The request
Switch every "predicted-star-point" in the listing below to "expected-star-point", keep all other lines unchanged, and leave the picture out of your answer.

Dataset rows
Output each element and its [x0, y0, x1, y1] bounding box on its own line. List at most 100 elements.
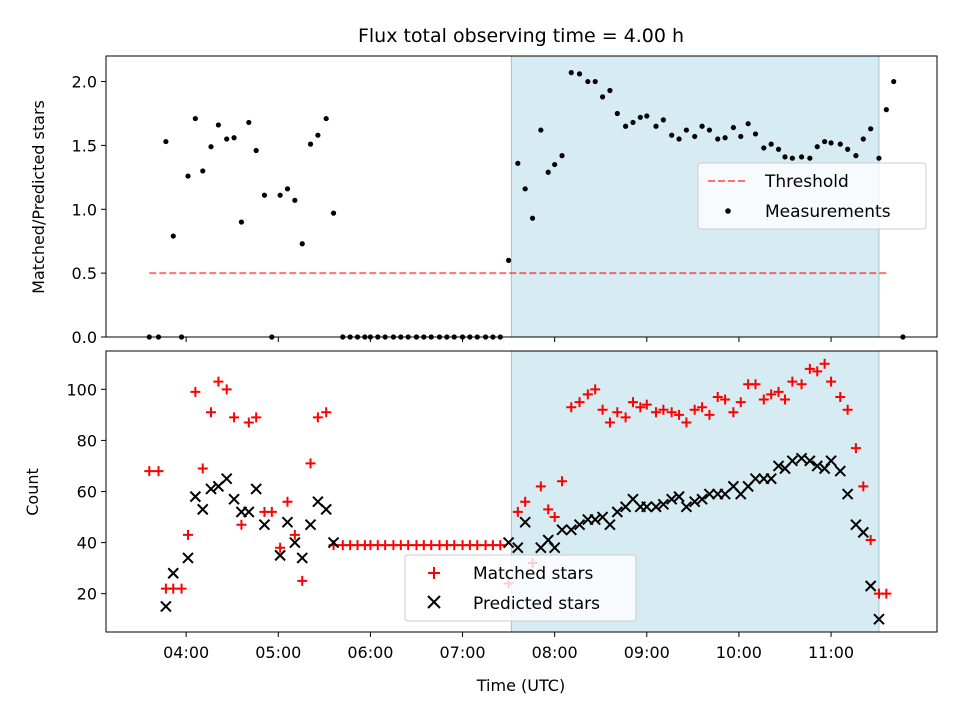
matched-star-point	[704, 409, 715, 420]
predicted-star-point	[641, 501, 653, 513]
count-panel: Count Time (UTC) 20 40 60 80 100 04:00 05:00 06…	[23, 350, 938, 695]
predicted-star-point	[873, 613, 885, 625]
predicted-star-point	[250, 483, 262, 495]
predicted-star-point	[841, 488, 854, 500]
matched-star-point	[535, 481, 546, 492]
matched-star-point	[520, 496, 531, 507]
measurement-point	[224, 136, 230, 142]
measurement-point	[277, 192, 283, 198]
measurement-point	[722, 135, 728, 141]
matched-star-point	[766, 389, 777, 400]
predicted-star-point	[804, 455, 816, 467]
measurement-point	[178, 334, 185, 340]
measurement-point	[299, 241, 305, 247]
count-ylabel: Count	[23, 468, 42, 516]
predicted-star-point	[556, 524, 568, 536]
predicted-star-point	[274, 549, 286, 562]
measurement-point	[837, 141, 843, 147]
measurement-point	[644, 113, 650, 119]
matched-star-point	[312, 412, 323, 423]
matched-star-point	[842, 404, 853, 415]
matched-star-point	[604, 417, 615, 428]
matched-legend-swatch	[428, 567, 440, 579]
count-xtick-label: 06:00	[347, 643, 393, 662]
matched-star-point	[641, 399, 652, 410]
matched-star-point	[229, 412, 240, 423]
measurement-point	[490, 334, 496, 340]
measurement-point	[522, 186, 528, 192]
predicted-star-point	[772, 460, 785, 472]
measurement-point	[185, 173, 191, 179]
measurement-point	[413, 334, 420, 340]
ratio-panel: Matched/Predicted stars 0.00.51.01.52.0 …	[29, 55, 938, 347]
predicted-star-point	[834, 465, 846, 477]
matched-star-point	[804, 363, 815, 374]
measurement-point	[444, 334, 450, 340]
predicted-legend-label: Predicted stars	[473, 594, 600, 614]
measurement-point	[163, 138, 169, 145]
predicted-star-point	[167, 567, 179, 579]
predicted-star-point	[703, 488, 716, 500]
matched-star-point	[735, 397, 746, 408]
measurement-point	[155, 334, 162, 340]
matched-star-point	[305, 458, 316, 469]
predicted-star-point	[811, 460, 823, 472]
predicted-star-point	[296, 552, 308, 564]
measurement-point	[637, 114, 643, 120]
predicted-star-point	[289, 536, 301, 549]
ratio-ytick-label: 1.0	[72, 200, 97, 219]
measurement-point	[845, 146, 851, 152]
measurement-point	[559, 153, 565, 159]
measurements-legend-swatch	[725, 208, 731, 214]
count-legend: Matched stars Predicted stars	[404, 554, 637, 622]
matched-star-point	[681, 417, 692, 428]
count-xtick-label: 09:00	[624, 643, 670, 662]
measurements-legend-label: Measurements	[765, 202, 891, 222]
measurement-point	[576, 71, 583, 77]
matched-star-point	[221, 384, 232, 395]
predicted-star-point	[765, 473, 777, 485]
predicted-star-point	[189, 490, 202, 503]
measurement-point	[585, 78, 591, 85]
matched-star-point	[865, 535, 876, 546]
measurement-point	[798, 154, 805, 160]
measurement-point	[208, 144, 214, 150]
measurement-point	[497, 334, 503, 340]
measurement-point	[436, 334, 443, 340]
predicted-star-point	[243, 506, 255, 518]
count-xtick-label: 08:00	[532, 643, 578, 662]
matched-star-point	[712, 391, 723, 402]
predicted-legend-swatch	[427, 595, 441, 609]
matched-star-point	[282, 496, 293, 507]
measurement-point	[474, 334, 480, 340]
measurement-point	[428, 334, 434, 340]
matched-star-point	[658, 404, 669, 415]
measurement-point	[482, 334, 489, 340]
matched-star-point	[796, 379, 807, 390]
predicted-star-point	[688, 496, 701, 508]
count-xtick-label: 11:00	[808, 643, 854, 662]
matched-star-point	[850, 443, 861, 454]
predicted-star-point	[673, 490, 685, 503]
predicted-star-point	[696, 493, 708, 505]
measurement-point	[246, 119, 252, 126]
predicted-star-point	[749, 473, 762, 485]
measurement-point	[200, 168, 206, 174]
matched-star-point	[236, 519, 247, 530]
matched-star-point	[590, 384, 601, 395]
predicted-star-point	[786, 455, 799, 467]
predicted-star-point	[281, 516, 294, 528]
matched-star-point	[612, 407, 623, 418]
matched-star-point	[512, 506, 523, 517]
measurement-point	[146, 334, 152, 340]
predicted-star-point	[680, 501, 693, 513]
predicted-star-point	[182, 552, 194, 564]
measurement-point	[623, 123, 629, 129]
predicted-star-point	[205, 483, 217, 495]
matched-star-point	[251, 412, 262, 423]
matched-star-point	[557, 476, 568, 487]
measurement-point	[891, 78, 897, 85]
count-ytick-label: 80	[77, 431, 97, 450]
measurement-point	[782, 154, 788, 160]
matched-star-point	[835, 391, 846, 402]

Task response
Output each element and its [x0, y0, x1, y1] bounding box on its own line. List at most 100 elements.
matched-star-point	[704, 409, 715, 420]
expected-star-point	[641, 501, 653, 513]
count-panel: Count Time (UTC) 20 40 60 80 100 04:00 05:00 06…	[23, 350, 938, 695]
expected-star-point	[873, 613, 885, 625]
expected-star-point	[250, 483, 262, 495]
expected-star-point	[841, 488, 854, 500]
matched-star-point	[535, 481, 546, 492]
matched-star-point	[520, 496, 531, 507]
measurement-point	[224, 136, 230, 142]
measurement-point	[277, 192, 283, 198]
measurement-point	[722, 135, 728, 141]
matched-star-point	[766, 389, 777, 400]
expected-star-point	[804, 455, 816, 467]
measurement-point	[178, 334, 185, 340]
measurement-point	[299, 241, 305, 247]
count-ylabel: Count	[23, 468, 42, 516]
expected-star-point	[556, 524, 568, 536]
expected-star-point	[274, 549, 286, 562]
measurement-point	[837, 141, 843, 147]
measurement-point	[644, 113, 650, 119]
matched-star-point	[312, 412, 323, 423]
matched-star-point	[842, 404, 853, 415]
matched-star-point	[604, 417, 615, 428]
matched-legend-swatch	[428, 567, 440, 579]
count-xtick-label: 06:00	[347, 643, 393, 662]
matched-star-point	[641, 399, 652, 410]
matched-star-point	[229, 412, 240, 423]
measurement-point	[490, 334, 496, 340]
measurement-point	[522, 186, 528, 192]
expected-star-point	[772, 460, 785, 472]
measurement-point	[185, 173, 191, 179]
measurement-point	[413, 334, 420, 340]
ratio-panel: Matched/Predicted stars 0.00.51.01.52.0 …	[29, 55, 938, 347]
expected-star-point	[834, 465, 846, 477]
matched-star-point	[804, 363, 815, 374]
measurement-point	[444, 334, 450, 340]
predicted-legend-label: Predicted stars	[473, 594, 600, 614]
measurement-point	[163, 138, 169, 145]
expected-star-point	[167, 567, 179, 579]
expected-star-point	[703, 488, 716, 500]
matched-star-point	[735, 397, 746, 408]
measurement-point	[155, 334, 162, 340]
matched-star-point	[305, 458, 316, 469]
expected-star-point	[811, 460, 823, 472]
expected-star-point	[296, 552, 308, 564]
measurement-point	[637, 114, 643, 120]
expected-star-point	[289, 536, 301, 549]
ratio-ytick-label: 1.0	[72, 200, 97, 219]
measurement-point	[845, 146, 851, 152]
measurement-point	[559, 153, 565, 159]
measurements-legend-swatch	[725, 208, 731, 214]
count-legend: Matched stars Predicted stars	[404, 554, 637, 622]
matched-star-point	[681, 417, 692, 428]
count-xtick-label: 09:00	[624, 643, 670, 662]
measurements-legend-label: Measurements	[765, 202, 891, 222]
measurement-point	[576, 71, 583, 77]
matched-star-point	[221, 384, 232, 395]
expected-star-point	[765, 473, 777, 485]
expected-star-point	[189, 490, 202, 503]
measurement-point	[585, 78, 591, 85]
matched-star-point	[865, 535, 876, 546]
measurement-point	[798, 154, 805, 160]
measurement-point	[208, 144, 214, 150]
measurement-point	[497, 334, 503, 340]
measurement-point	[436, 334, 443, 340]
expected-star-point	[243, 506, 255, 518]
count-xtick-label: 08:00	[532, 643, 578, 662]
matched-star-point	[712, 391, 723, 402]
predicted-legend-swatch	[427, 595, 441, 609]
matched-star-point	[282, 496, 293, 507]
measurement-point	[474, 334, 480, 340]
measurement-point	[428, 334, 434, 340]
matched-star-point	[658, 404, 669, 415]
measurement-point	[482, 334, 489, 340]
matched-star-point	[796, 379, 807, 390]
expected-star-point	[688, 496, 701, 508]
count-xtick-label: 11:00	[808, 643, 854, 662]
matched-star-point	[850, 443, 861, 454]
expected-star-point	[673, 490, 685, 503]
expected-star-point	[696, 493, 708, 505]
measurement-point	[246, 119, 252, 126]
expected-star-point	[749, 473, 762, 485]
measurement-point	[200, 168, 206, 174]
matched-star-point	[236, 519, 247, 530]
matched-star-point	[590, 384, 601, 395]
expected-star-point	[786, 455, 799, 467]
expected-star-point	[281, 516, 294, 528]
matched-star-point	[612, 407, 623, 418]
matched-star-point	[512, 506, 523, 517]
measurement-point	[146, 334, 152, 340]
expected-star-point	[680, 501, 693, 513]
expected-star-point	[182, 552, 194, 564]
measurement-point	[623, 123, 629, 129]
expected-star-point	[205, 483, 217, 495]
matched-star-point	[251, 412, 262, 423]
matched-star-point	[557, 476, 568, 487]
measurement-point	[891, 78, 897, 85]
count-ytick-label: 80	[77, 431, 97, 450]
measurement-point	[782, 154, 788, 160]
matched-star-point	[835, 391, 846, 402]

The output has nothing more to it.